Your tasks:
**A)** In the IPCSA text, reproduce the passage starting at "Yes, the e-Coffee" and ending at "and, finally publication.", substituting "online coffee" for "e-Coffee".
**B)** According to the IPCSA text, how often do members meet online for the Community Coffee meeting?
**C)** Summarize the IPCSA text in two sentences.

Richard Morton IPCSA_ Secretary Genera

Covid-19 has brought uncertain and worrying times – but it has also prompted extraordinary responses.

Covid-19 has brought uncertain and worrying times – but it has also prompted extraordinary responses. We are finding new ways of working and communicating; discovering our strengths; learning lessons; acknowledging what is important and what is maybe not; and understanding, more than ever, the importance of the digital world.

We are also, of course, looking forward and planning for whatever lies ahead.

The members of the IPCSA ‘family’ have always been excellent communicators, eager to share their expertise and innovative ideas. Far from breaking those links, Covid-19 has increased IPCSA’s togetherness. Once a week, members gather online for a friendly, informal weekly Community Coffee meeting.

Yes, the e-Coffee (bring your own coffee) exchanges have covered topics such as lockdown hair, home office attire and the tussle for bandwidth with other family members working at home. But we all know that the best ideas often emerge from that friendly chat next to the coffee machine!

In this case, an informal chat about preparing for post Covid-19 operations developed into an in-depth discussion, thoughtful and detailed contributions, a comprehensive document and, finally publication.

Dataset:
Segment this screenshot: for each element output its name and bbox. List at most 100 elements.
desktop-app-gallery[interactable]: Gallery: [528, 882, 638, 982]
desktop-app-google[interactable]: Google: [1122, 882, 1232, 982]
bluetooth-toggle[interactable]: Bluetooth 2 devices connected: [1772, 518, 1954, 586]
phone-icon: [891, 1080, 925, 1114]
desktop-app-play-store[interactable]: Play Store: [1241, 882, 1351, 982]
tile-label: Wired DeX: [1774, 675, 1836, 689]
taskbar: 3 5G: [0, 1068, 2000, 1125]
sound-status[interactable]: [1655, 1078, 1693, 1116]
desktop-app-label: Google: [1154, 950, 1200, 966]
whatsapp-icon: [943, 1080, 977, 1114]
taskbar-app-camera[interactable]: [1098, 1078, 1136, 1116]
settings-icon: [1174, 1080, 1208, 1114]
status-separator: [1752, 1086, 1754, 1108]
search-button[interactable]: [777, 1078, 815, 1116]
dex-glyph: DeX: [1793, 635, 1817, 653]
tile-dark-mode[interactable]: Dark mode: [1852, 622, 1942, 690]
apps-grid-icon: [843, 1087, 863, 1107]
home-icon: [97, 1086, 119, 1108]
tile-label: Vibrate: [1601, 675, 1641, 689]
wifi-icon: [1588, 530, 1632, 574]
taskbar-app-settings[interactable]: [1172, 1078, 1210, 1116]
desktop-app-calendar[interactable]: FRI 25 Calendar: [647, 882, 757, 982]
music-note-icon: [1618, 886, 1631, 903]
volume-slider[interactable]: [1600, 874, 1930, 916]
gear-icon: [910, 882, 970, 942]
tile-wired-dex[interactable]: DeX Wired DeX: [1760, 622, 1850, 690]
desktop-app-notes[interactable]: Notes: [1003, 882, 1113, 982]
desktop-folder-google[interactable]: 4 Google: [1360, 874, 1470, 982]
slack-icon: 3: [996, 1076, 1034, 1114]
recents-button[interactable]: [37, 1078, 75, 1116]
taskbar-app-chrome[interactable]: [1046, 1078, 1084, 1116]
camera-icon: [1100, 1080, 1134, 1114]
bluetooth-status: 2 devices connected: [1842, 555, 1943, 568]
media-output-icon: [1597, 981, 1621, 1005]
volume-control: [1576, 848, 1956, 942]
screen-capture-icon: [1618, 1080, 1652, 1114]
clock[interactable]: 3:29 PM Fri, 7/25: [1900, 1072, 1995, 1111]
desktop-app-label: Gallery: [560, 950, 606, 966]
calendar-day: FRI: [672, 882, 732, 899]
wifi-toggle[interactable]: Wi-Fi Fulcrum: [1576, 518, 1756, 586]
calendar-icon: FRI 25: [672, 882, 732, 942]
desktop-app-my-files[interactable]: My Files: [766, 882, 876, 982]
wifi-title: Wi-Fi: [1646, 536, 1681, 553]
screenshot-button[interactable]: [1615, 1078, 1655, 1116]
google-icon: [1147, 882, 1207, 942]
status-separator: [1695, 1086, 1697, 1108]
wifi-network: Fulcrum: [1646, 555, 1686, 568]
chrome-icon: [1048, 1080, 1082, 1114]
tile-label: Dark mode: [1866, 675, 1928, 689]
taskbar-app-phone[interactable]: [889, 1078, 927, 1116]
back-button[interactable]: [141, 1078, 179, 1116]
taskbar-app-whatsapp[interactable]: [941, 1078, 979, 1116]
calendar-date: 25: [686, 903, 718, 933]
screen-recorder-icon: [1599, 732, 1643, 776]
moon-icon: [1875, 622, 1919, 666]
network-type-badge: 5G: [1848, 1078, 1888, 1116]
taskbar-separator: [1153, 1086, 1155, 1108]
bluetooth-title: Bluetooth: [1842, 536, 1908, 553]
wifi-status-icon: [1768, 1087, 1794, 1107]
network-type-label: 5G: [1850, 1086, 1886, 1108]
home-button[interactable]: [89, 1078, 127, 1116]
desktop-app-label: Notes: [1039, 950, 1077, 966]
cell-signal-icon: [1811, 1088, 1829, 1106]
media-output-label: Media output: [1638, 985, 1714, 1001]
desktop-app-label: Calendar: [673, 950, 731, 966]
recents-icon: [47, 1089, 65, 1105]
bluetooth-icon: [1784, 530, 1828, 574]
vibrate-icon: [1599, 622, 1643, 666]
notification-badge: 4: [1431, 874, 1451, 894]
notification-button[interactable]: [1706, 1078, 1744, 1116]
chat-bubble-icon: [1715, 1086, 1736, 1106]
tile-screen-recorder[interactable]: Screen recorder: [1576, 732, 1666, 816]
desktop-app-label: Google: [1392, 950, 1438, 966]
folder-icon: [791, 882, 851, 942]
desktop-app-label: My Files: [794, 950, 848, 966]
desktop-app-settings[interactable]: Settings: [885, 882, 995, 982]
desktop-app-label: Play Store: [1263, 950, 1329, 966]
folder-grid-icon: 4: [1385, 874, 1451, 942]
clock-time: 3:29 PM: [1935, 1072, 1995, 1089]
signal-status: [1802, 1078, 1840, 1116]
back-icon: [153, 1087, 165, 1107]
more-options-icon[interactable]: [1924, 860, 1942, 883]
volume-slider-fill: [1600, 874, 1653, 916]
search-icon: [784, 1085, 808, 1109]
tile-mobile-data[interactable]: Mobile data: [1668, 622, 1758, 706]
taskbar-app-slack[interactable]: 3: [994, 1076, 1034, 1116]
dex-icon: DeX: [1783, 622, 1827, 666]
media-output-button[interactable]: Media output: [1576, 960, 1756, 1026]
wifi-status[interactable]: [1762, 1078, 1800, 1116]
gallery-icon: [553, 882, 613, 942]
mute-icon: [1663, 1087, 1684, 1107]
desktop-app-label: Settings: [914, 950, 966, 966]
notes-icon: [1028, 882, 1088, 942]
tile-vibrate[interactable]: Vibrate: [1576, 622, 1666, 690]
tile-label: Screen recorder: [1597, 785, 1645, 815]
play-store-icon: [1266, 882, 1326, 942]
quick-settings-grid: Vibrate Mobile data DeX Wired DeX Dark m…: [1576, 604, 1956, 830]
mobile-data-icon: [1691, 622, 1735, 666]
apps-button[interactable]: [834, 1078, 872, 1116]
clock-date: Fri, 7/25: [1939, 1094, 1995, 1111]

Answers by task:
**A)**
Yes, the online coffee (bring your own coffee) exchanges have covered topics such as lockdown hair, home office attire and the tussle for bandwidth with other family members working at home. But we all know that the best ideas often emerge from that friendly chat next to the coffee machine!

In this case, an informal chat about preparing for post Covid-19 operations developed into an in-depth discussion, thoughtful and detailed contributions, a comprehensive document and, finally publication.

**B)** Once a week.

**C)** Covid-19 has brought uncertain times but also extraordinary responses, including new ways of working and a greater appreciation of the digital world. IPCSA members have grown closer through a weekly informal online coffee meeting, where a chat about preparing for post-Covid-19 operations led to a detailed discussion, a comprehensive document and finally publication.